What the exercise asks.
Every entry that follows should be reproduced exactly.

═══ Excerpted data ═══

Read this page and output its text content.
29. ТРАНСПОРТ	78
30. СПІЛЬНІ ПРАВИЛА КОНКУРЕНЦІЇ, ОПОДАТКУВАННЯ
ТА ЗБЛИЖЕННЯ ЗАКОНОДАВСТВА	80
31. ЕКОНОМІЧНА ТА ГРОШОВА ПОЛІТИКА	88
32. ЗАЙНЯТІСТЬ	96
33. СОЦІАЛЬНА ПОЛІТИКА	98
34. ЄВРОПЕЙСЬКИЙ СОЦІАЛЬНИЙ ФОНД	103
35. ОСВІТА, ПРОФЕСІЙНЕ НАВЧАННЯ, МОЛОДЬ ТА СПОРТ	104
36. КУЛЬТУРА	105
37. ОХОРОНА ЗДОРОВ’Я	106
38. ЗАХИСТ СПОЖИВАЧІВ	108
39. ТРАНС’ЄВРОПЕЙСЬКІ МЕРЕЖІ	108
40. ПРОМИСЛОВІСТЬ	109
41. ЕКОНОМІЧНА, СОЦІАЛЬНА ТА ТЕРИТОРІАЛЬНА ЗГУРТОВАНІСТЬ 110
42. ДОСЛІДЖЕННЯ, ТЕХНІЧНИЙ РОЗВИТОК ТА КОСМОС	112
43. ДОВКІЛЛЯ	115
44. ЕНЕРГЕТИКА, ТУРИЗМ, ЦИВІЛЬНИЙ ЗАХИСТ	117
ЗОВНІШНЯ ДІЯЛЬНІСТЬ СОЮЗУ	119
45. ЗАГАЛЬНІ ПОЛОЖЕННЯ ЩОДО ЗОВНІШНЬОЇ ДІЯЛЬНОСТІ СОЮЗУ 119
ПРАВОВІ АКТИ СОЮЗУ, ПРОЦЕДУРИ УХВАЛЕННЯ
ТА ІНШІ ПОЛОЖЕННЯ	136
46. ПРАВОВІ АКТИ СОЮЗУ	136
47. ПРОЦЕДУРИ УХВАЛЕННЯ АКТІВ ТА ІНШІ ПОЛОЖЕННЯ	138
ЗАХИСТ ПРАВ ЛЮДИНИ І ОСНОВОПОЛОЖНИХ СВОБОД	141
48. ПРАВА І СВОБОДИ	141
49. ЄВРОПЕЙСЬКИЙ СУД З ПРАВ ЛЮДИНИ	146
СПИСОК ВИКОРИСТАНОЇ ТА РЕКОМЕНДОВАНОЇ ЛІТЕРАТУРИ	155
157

═══

Reply to the task.
Read this page and output its text content.
29. ТРАНСПОРТ	78
30. СПІЛЬНІ ПРАВИЛА КОНКУРЕНЦІЇ, ОПОДАТКУВАННЯ
ТА ЗБЛИЖЕННЯ ЗАКОНОДАВСТВА	80
31. ЕКОНОМІЧНА ТА ГРОШОВА ПОЛІТИКА	88
32. ЗАЙНЯТІСТЬ	96
33. СОЦІАЛЬНА ПОЛІТИКА	98
34. ЄВРОПЕЙСЬКИЙ СОЦІАЛЬНИЙ ФОНД	103
35. ОСВІТА, ПРОФЕСІЙНЕ НАВЧАННЯ, МОЛОДЬ ТА СПОРТ	104
36. КУЛЬТУРА	105
37. ОХОРОНА ЗДОРОВ’Я	106
38. ЗАХИСТ СПОЖИВАЧІВ	108
39. ТРАНС’ЄВРОПЕЙСЬКІ МЕРЕЖІ	108
40. ПРОМИСЛОВІСТЬ	109
41. ЕКОНОМІЧНА, СОЦІАЛЬНА ТА ТЕРИТОРІАЛЬНА ЗГУРТОВАНІСТЬ 110
42. ДОСЛІДЖЕННЯ, ТЕХНІЧНИЙ РОЗВИТОК ТА КОСМОС	112
43. ДОВКІЛЛЯ	115
44. ЕНЕРГЕТИКА, ТУРИЗМ, ЦИВІЛЬНИЙ ЗАХИСТ	117
ЗОВНІШНЯ ДІЯЛЬНІСТЬ СОЮЗУ	119
45. ЗАГАЛЬНІ ПОЛОЖЕННЯ ЩОДО ЗОВНІШНЬОЇ ДІЯЛЬНОСТІ СОЮЗУ 119
ПРАВОВІ АКТИ СОЮЗУ, ПРОЦЕДУРИ УХВАЛЕННЯ
ТА ІНШІ ПОЛОЖЕННЯ	136
46. ПРАВОВІ АКТИ СОЮЗУ	136
47. ПРОЦЕДУРИ УХВАЛЕННЯ АКТІВ ТА ІНШІ ПОЛОЖЕННЯ	138
ЗАХИСТ ПРАВ ЛЮДИНИ І ОСНОВОПОЛОЖНИХ СВОБОД	141
48. ПРАВА І СВОБОДИ	141
49. ЄВРОПЕЙСЬКИЙ СУД З ПРАВ ЛЮДИНИ	146
СПИСОК ВИКОРИСТАНОЇ ТА РЕКОМЕНДОВАНОЇ ЛІТЕРАТУРИ	155
157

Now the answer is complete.